# Written exercise:
Extract every record, keeping each one exactly as it is.

# Extracted information:
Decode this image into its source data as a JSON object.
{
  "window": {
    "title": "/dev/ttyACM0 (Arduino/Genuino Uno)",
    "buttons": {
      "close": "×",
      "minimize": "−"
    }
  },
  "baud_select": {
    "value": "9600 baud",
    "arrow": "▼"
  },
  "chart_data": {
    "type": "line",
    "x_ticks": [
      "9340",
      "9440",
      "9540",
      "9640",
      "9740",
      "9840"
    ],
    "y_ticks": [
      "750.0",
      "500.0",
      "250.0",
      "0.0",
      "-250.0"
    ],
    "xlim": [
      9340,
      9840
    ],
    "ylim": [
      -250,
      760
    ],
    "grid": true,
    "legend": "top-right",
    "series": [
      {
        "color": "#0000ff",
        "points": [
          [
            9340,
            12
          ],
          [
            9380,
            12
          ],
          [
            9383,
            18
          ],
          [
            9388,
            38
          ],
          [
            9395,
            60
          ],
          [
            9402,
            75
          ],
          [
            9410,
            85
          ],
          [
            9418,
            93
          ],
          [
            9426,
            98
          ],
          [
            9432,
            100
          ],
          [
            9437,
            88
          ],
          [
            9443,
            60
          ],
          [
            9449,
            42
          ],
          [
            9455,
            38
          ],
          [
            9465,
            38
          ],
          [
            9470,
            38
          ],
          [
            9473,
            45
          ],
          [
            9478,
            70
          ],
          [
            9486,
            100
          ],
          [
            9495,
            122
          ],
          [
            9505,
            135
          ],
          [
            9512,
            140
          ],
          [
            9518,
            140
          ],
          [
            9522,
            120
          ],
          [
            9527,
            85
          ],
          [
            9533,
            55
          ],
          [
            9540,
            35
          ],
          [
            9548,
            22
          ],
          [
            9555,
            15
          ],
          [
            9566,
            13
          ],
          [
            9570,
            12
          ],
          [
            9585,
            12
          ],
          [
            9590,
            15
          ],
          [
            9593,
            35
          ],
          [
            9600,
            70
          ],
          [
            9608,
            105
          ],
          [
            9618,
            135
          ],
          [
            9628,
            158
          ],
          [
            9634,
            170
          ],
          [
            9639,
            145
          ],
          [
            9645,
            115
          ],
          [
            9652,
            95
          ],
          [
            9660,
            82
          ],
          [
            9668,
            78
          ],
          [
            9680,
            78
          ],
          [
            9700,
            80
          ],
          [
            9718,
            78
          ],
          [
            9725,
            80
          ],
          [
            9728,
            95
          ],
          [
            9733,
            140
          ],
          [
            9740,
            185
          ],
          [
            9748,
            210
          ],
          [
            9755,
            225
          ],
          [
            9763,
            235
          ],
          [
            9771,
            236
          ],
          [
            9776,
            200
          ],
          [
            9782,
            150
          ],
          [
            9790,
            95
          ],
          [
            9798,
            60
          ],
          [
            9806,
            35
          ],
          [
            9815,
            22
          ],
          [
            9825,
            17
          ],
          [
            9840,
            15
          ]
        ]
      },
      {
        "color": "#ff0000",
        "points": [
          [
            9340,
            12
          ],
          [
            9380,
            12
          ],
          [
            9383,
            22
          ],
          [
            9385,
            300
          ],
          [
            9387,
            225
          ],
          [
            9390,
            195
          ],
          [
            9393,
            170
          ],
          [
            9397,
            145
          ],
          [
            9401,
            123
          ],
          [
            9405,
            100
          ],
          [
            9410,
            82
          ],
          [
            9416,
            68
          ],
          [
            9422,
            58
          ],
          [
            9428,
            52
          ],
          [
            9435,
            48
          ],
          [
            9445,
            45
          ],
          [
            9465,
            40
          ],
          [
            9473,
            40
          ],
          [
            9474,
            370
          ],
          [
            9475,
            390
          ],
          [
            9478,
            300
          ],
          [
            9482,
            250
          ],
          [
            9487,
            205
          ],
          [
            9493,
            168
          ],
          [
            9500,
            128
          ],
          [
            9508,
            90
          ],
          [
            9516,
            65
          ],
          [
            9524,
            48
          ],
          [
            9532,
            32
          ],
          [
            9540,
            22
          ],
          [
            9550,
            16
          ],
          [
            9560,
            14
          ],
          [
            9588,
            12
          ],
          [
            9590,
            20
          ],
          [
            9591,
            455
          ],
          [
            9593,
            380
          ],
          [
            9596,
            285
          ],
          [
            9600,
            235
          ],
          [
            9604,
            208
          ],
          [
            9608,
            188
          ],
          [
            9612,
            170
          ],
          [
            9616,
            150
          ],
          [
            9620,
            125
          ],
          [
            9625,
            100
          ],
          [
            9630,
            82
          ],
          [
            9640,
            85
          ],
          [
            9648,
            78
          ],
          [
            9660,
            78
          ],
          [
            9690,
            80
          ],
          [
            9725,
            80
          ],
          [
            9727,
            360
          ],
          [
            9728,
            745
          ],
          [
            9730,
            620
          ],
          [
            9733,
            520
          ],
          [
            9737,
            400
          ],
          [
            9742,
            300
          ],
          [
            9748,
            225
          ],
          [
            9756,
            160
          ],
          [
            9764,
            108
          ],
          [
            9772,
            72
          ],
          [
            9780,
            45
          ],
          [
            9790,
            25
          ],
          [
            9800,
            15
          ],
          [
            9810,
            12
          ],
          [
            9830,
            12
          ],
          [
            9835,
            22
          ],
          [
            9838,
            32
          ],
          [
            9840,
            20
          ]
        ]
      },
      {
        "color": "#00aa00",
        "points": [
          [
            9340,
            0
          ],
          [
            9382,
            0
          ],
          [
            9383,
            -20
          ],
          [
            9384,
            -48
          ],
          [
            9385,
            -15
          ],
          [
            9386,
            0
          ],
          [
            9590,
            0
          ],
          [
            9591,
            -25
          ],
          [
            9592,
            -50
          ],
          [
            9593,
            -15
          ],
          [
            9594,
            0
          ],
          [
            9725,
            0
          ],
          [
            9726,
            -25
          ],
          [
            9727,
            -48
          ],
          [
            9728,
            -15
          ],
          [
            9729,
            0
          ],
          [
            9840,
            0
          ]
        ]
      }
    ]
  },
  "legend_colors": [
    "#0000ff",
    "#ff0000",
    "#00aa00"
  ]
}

# Task output:
Decode this image into its source data as a JSON object.
{
  "window": {
    "title": "/dev/ttyACM0 (Arduino/Genuino Uno)",
    "buttons": {
      "close": "×",
      "minimize": "−"
    }
  },
  "baud_select": {
    "value": "9600 baud",
    "arrow": "▼"
  },
  "chart_data": {
    "type": "line",
    "x_ticks": [
      "9340",
      "9440",
      "9540",
      "9640",
      "9740",
      "9840"
    ],
    "y_ticks": [
      "750.0",
      "500.0",
      "250.0",
      "0.0",
      "-250.0"
    ],
    "xlim": [
      9340,
      9840
    ],
    "ylim": [
      -250,
      760
    ],
    "grid": true,
    "legend": "top-right",
    "series": [
      {
        "color": "#0000ff",
        "points": [
          [
            9340,
            12
          ],
          [
            9380,
            12
          ],
          [
            9383,
            18
          ],
          [
            9388,
            38
          ],
          [
            9395,
            60
          ],
          [
            9402,
            75
          ],
          [
            9410,
            85
          ],
          [
            9418,
            93
          ],
          [
            9426,
            98
          ],
          [
            9432,
            100
          ],
          [
            9437,
            88
          ],
          [
            9443,
            60
          ],
          [
            9449,
            42
          ],
          [
            9455,
            38
          ],
          [
            9465,
            38
          ],
          [
            9470,
            38
          ],
          [
            9473,
            45
          ],
          [
            9478,
            70
          ],
          [
            9486,
            100
          ],
          [
            9495,
            122
          ],
          [
            9505,
            135
          ],
          [
            9512,
            140
          ],
          [
            9518,
            140
          ],
          [
            9522,
            120
          ],
          [
            9527,
            85
          ],
          [
            9533,
            55
          ],
          [
            9540,
            35
          ],
          [
            9548,
            22
          ],
          [
            9555,
            15
          ],
          [
            9566,
            13
          ],
          [
            9570,
            12
          ],
          [
            9585,
            12
          ],
          [
            9590,
            15
          ],
          [
            9593,
            35
          ],
          [
            9600,
            70
          ],
          [
            9608,
            105
          ],
          [
            9618,
            135
          ],
          [
            9628,
            158
          ],
          [
            9634,
            170
          ],
          [
            9639,
            145
          ],
          [
            9645,
            115
          ],
          [
            9652,
            95
          ],
          [
            9660,
            82
          ],
          [
            9668,
            78
          ],
          [
            9680,
            78
          ],
          [
            9700,
            80
          ],
          [
            9718,
            78
          ],
          [
            9725,
            80
          ],
          [
            9728,
            95
          ],
          [
            9733,
            140
          ],
          [
            9740,
            185
          ],
          [
            9748,
            210
          ],
          [
            9755,
            225
          ],
          [
            9763,
            235
          ],
          [
            9771,
            236
          ],
          [
            9776,
            200
          ],
          [
            9782,
            150
          ],
          [
            9790,
            95
          ],
          [
            9798,
            60
          ],
          [
            9806,
            35
          ],
          [
            9815,
            22
          ],
          [
            9825,
            17
          ],
          [
            9840,
            15
          ]
        ]
      },
      {
        "color": "#ff0000",
        "points": [
          [
            9340,
            12
          ],
          [
            9380,
            12
          ],
          [
            9383,
            22
          ],
          [
            9385,
            300
          ],
          [
            9387,
            225
          ],
          [
            9390,
            195
          ],
          [
            9393,
            170
          ],
          [
            9397,
            145
          ],
          [
            9401,
            123
          ],
          [
            9405,
            100
          ],
          [
            9410,
            82
          ],
          [
            9416,
            68
          ],
          [
            9422,
            58
          ],
          [
            9428,
            52
          ],
          [
            9435,
            48
          ],
          [
            9445,
            45
          ],
          [
            9465,
            40
          ],
          [
            9473,
            40
          ],
          [
            9474,
            370
          ],
          [
            9475,
            390
          ],
          [
            9478,
            300
          ],
          [
            9482,
            250
          ],
          [
            9487,
            205
          ],
          [
            9493,
            168
          ],
          [
            9500,
            128
          ],
          [
            9508,
            90
          ],
          [
            9516,
            65
          ],
          [
            9524,
            48
          ],
          [
            9532,
            32
          ],
          [
            9540,
            22
          ],
          [
            9550,
            16
          ],
          [
            9560,
            14
          ],
          [
            9588,
            12
          ],
          [
            9590,
            20
          ],
          [
            9591,
            455
          ],
          [
            9593,
            380
          ],
          [
            9596,
            285
          ],
          [
            9600,
            235
          ],
          [
            9604,
            208
          ],
          [
            9608,
            188
          ],
          [
            9612,
            170
          ],
          [
            9616,
            150
          ],
          [
            9620,
            125
          ],
          [
            9625,
            100
          ],
          [
            9630,
            82
          ],
          [
            9640,
            85
          ],
          [
            9648,
            78
          ],
          [
            9660,
            78
          ],
          [
            9690,
            80
          ],
          [
            9725,
            80
          ],
          [
            9727,
            360
          ],
          [
            9728,
            745
          ],
          [
            9730,
            620
          ],
          [
            9733,
            520
          ],
          [
            9737,
            400
          ],
          [
            9742,
            300
          ],
          [
            9748,
            225
          ],
          [
            9756,
            160
          ],
          [
            9764,
            108
          ],
          [
            9772,
            72
          ],
          [
            9780,
            45
          ],
          [
            9790,
            25
          ],
          [
            9800,
            15
          ],
          [
            9810,
            12
          ],
          [
            9830,
            12
          ],
          [
            9835,
            22
          ],
          [
            9838,
            32
          ],
          [
            9840,
            20
          ]
        ]
      },
      {
        "color": "#00aa00",
        "points": [
          [
            9340,
            0
          ],
          [
            9382,
            0
          ],
          [
            9383,
            -20
          ],
          [
            9384,
            -48
          ],
          [
            9385,
            -15
          ],
          [
            9386,
            0
          ],
          [
            9590,
            0
          ],
          [
            9591,
            -25
          ],
          [
            9592,
            -50
          ],
          [
            9593,
            -15
          ],
          [
            9594,
            0
          ],
          [
            9725,
            0
          ],
          [
            9726,
            -25
          ],
          [
            9727,
            -48
          ],
          [
            9728,
            -15
          ],
          [
            9729,
            0
          ],
          [
            9840,
            0
          ]
        ]
      }
    ]
  },
  "legend_colors": [
    "#0000ff",
    "#ff0000",
    "#00aa00"
  ]
}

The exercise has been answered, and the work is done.